### STORED ROWS

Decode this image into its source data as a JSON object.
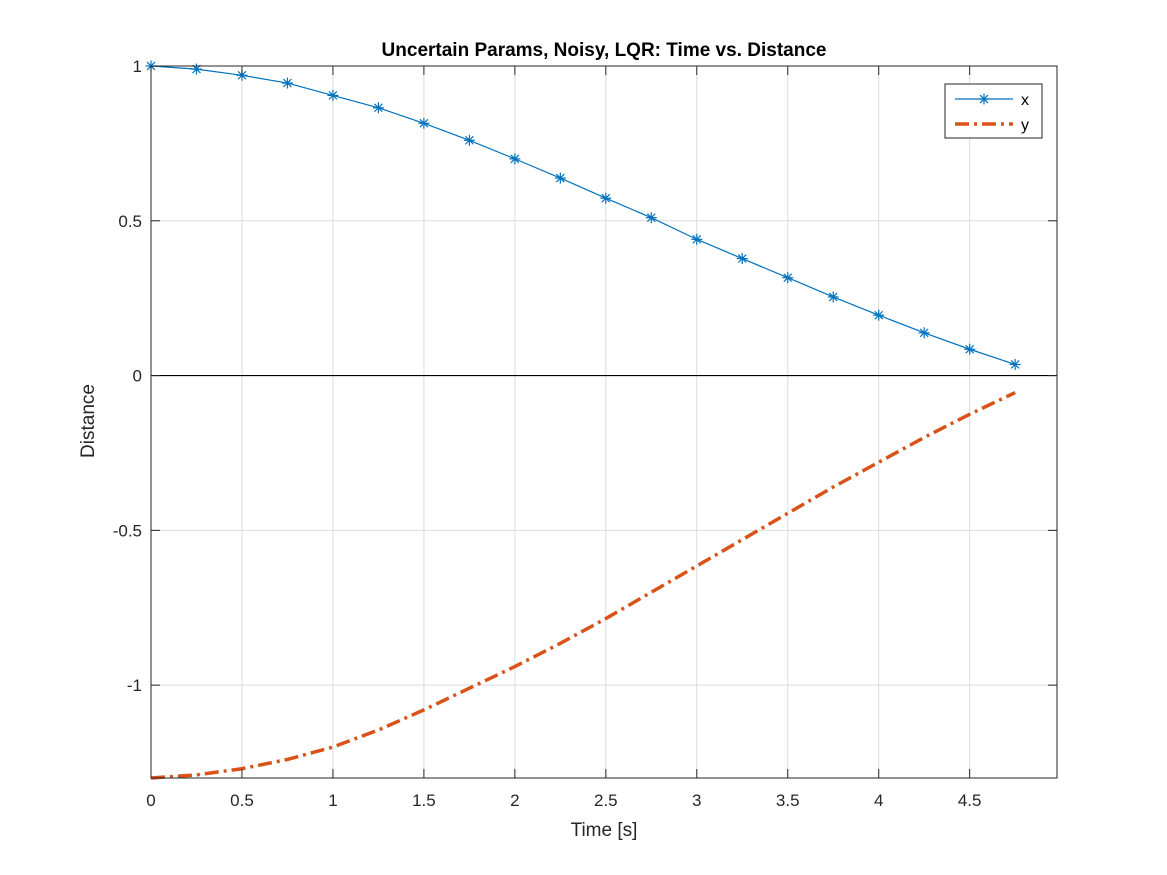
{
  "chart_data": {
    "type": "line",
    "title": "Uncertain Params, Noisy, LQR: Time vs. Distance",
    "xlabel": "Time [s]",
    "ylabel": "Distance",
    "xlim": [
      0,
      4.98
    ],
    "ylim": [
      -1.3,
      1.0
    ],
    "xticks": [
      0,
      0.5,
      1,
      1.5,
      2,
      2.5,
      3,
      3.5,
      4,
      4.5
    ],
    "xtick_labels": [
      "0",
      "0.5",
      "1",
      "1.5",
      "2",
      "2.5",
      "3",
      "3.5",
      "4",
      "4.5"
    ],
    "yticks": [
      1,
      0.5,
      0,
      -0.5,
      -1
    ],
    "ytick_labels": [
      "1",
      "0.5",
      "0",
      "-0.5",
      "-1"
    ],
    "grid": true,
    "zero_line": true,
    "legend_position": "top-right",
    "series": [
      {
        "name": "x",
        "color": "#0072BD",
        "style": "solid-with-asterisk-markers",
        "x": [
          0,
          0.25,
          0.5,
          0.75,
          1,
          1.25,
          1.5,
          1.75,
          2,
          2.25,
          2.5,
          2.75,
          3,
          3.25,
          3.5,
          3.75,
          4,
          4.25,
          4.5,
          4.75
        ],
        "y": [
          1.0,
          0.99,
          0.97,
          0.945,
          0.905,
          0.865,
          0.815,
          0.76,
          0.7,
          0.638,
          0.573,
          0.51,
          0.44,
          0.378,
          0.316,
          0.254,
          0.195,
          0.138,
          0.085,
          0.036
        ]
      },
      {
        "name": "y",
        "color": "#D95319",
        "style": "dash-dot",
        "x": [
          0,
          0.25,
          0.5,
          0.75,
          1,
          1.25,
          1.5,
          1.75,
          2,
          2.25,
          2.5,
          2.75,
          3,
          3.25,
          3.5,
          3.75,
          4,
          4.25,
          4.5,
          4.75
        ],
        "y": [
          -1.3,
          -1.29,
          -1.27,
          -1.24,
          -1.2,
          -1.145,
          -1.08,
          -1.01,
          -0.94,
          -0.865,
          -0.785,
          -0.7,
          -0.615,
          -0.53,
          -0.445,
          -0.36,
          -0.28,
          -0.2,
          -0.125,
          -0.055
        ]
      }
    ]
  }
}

### INSTRUCTIONS FOR THE TASK
Show the lines of the records that include the string "Distance".

### COMPLETE OUTPUT
    "title": "Uncertain Params, Noisy, LQR: Time vs. Distance",
    "ylabel": "Distance",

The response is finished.